-- Begin --
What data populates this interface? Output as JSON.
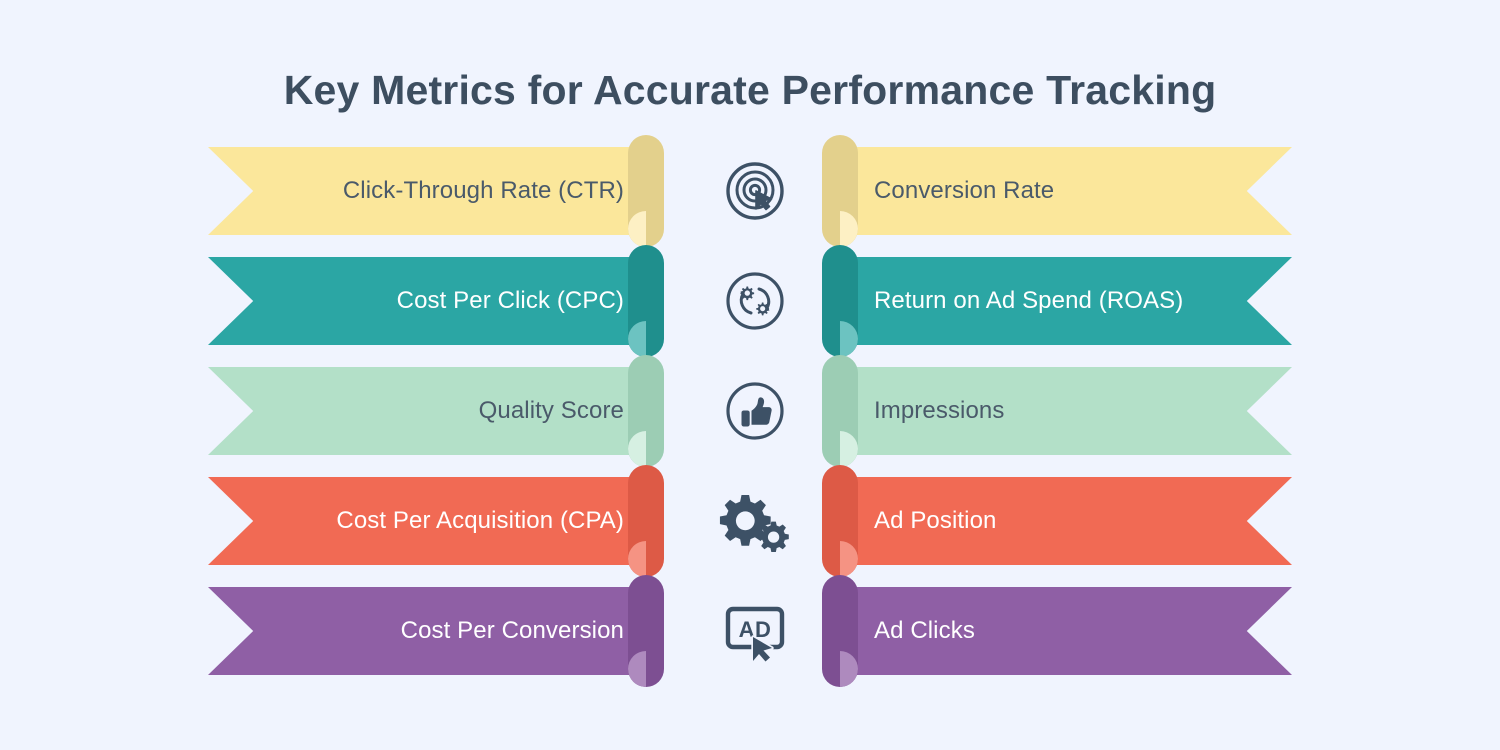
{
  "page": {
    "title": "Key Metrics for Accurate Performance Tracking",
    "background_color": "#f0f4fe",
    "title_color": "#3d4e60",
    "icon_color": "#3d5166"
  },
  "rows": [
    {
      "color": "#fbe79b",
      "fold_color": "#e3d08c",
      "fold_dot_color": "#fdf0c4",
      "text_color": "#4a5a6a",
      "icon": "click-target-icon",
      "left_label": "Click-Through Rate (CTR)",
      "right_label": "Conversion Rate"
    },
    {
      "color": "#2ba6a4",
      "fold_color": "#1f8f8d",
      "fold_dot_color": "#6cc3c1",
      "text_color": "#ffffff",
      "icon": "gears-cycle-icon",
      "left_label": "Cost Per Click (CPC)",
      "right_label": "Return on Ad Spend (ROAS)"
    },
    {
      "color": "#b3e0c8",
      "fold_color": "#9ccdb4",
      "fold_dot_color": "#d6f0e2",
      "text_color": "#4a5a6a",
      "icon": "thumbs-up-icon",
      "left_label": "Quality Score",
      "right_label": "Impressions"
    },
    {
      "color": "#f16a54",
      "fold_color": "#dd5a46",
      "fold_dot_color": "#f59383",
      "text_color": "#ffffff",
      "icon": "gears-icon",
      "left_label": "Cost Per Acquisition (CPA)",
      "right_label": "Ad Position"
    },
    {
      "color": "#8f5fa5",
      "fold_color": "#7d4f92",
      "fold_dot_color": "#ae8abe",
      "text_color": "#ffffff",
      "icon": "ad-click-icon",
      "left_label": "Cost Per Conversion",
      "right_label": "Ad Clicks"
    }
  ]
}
-- End --
• Set exercise:
Omitting all images, print the listing exactly.

• Output of the task:
What data populates this interface? Output as JSON.
{
  "page": {
    "title": "Key Metrics for Accurate Performance Tracking",
    "background_color": "#f0f4fe",
    "title_color": "#3d4e60",
    "icon_color": "#3d5166"
  },
  "rows": [
    {
      "color": "#fbe79b",
      "fold_color": "#e3d08c",
      "fold_dot_color": "#fdf0c4",
      "text_color": "#4a5a6a",
      "icon": "click-target-icon",
      "left_label": "Click-Through Rate (CTR)",
      "right_label": "Conversion Rate"
    },
    {
      "color": "#2ba6a4",
      "fold_color": "#1f8f8d",
      "fold_dot_color": "#6cc3c1",
      "text_color": "#ffffff",
      "icon": "gears-cycle-icon",
      "left_label": "Cost Per Click (CPC)",
      "right_label": "Return on Ad Spend (ROAS)"
    },
    {
      "color": "#b3e0c8",
      "fold_color": "#9ccdb4",
      "fold_dot_color": "#d6f0e2",
      "text_color": "#4a5a6a",
      "icon": "thumbs-up-icon",
      "left_label": "Quality Score",
      "right_label": "Impressions"
    },
    {
      "color": "#f16a54",
      "fold_color": "#dd5a46",
      "fold_dot_color": "#f59383",
      "text_color": "#ffffff",
      "icon": "gears-icon",
      "left_label": "Cost Per Acquisition (CPA)",
      "right_label": "Ad Position"
    },
    {
      "color": "#8f5fa5",
      "fold_color": "#7d4f92",
      "fold_dot_color": "#ae8abe",
      "text_color": "#ffffff",
      "icon": "ad-click-icon",
      "left_label": "Cost Per Conversion",
      "right_label": "Ad Clicks"
    }
  ]
}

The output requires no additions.